--- EXERCISE INPUTS ---
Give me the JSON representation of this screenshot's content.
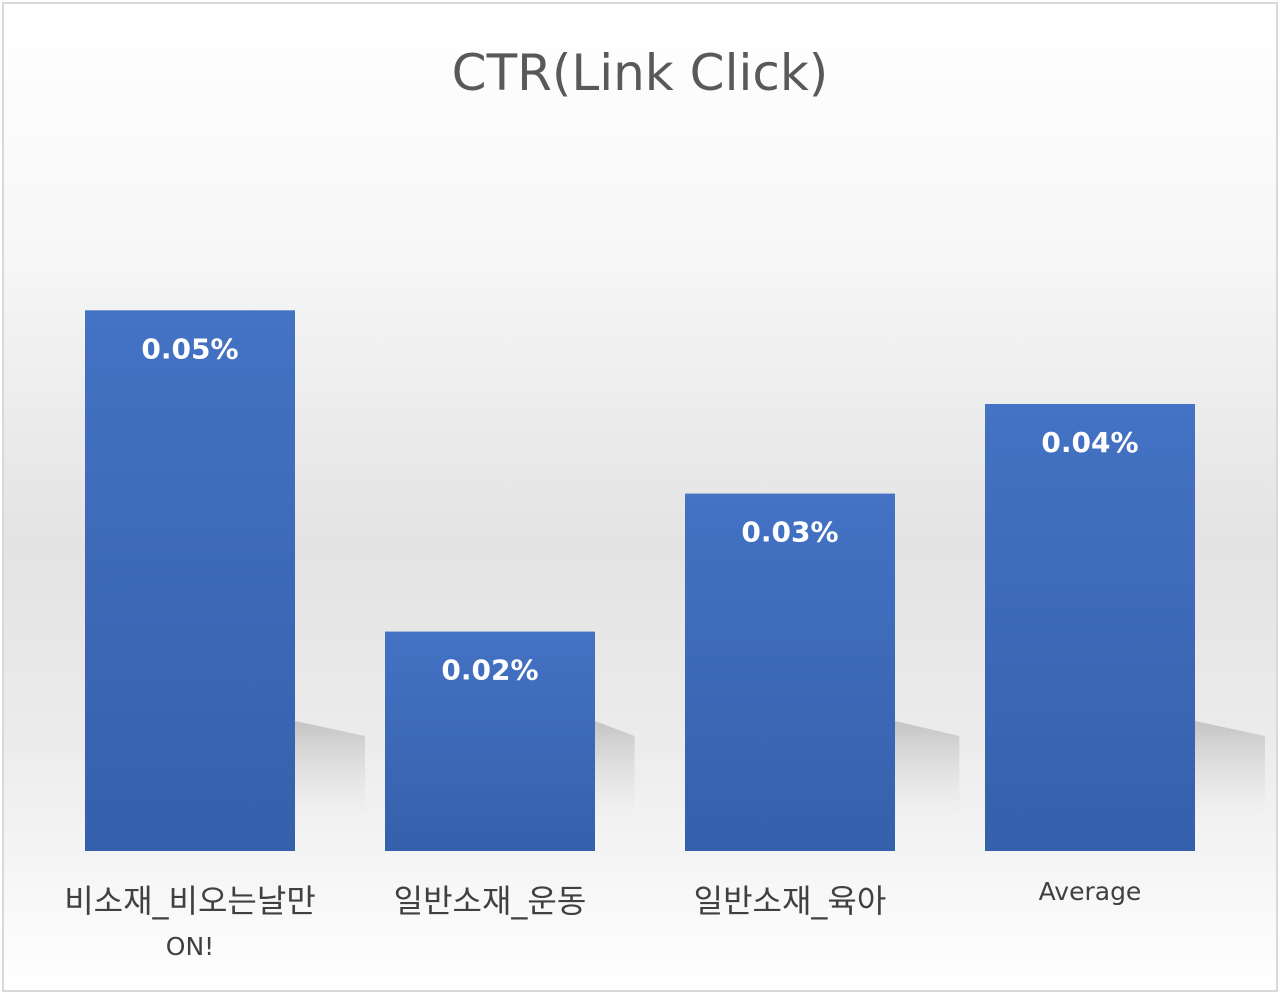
{
  "chart_data": {
    "type": "bar",
    "title": "CTR(Link Click)",
    "xlabel": "",
    "ylabel": "",
    "categories": [
      [
        "비소재_비오는날만",
        "ON!"
      ],
      [
        "일반소재_운동"
      ],
      [
        "일반소재_육아"
      ],
      [
        "Average"
      ]
    ],
    "values": [
      0.0525,
      0.0213,
      0.0347,
      0.0434
    ],
    "data_labels": [
      "0.05%",
      "0.02%",
      "0.03%",
      "0.04%"
    ],
    "ylim": [
      0,
      0.07
    ],
    "grid": false,
    "legend": "none",
    "colors": {
      "bar_top": "#4472c4",
      "bar_bottom": "#3560ab",
      "title": "#595959",
      "category_label": "#404040",
      "data_label": "#ffffff",
      "border": "#d9d9d9"
    }
  }
}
---
## OBJECTIVE:
Pictures are to be left out; repeat all the remaining data exactly.

## EXERCISE RESPONSE:
Give me the JSON representation of this screenshot's content.
{
  "chart_data": {
    "type": "bar",
    "title": "CTR(Link Click)",
    "xlabel": "",
    "ylabel": "",
    "categories": [
      [
        "비소재_비오는날만",
        "ON!"
      ],
      [
        "일반소재_운동"
      ],
      [
        "일반소재_육아"
      ],
      [
        "Average"
      ]
    ],
    "values": [
      0.0525,
      0.0213,
      0.0347,
      0.0434
    ],
    "data_labels": [
      "0.05%",
      "0.02%",
      "0.03%",
      "0.04%"
    ],
    "ylim": [
      0,
      0.07
    ],
    "grid": false,
    "legend": "none",
    "colors": {
      "bar_top": "#4472c4",
      "bar_bottom": "#3560ab",
      "title": "#595959",
      "category_label": "#404040",
      "data_label": "#ffffff",
      "border": "#d9d9d9"
    }
  }
}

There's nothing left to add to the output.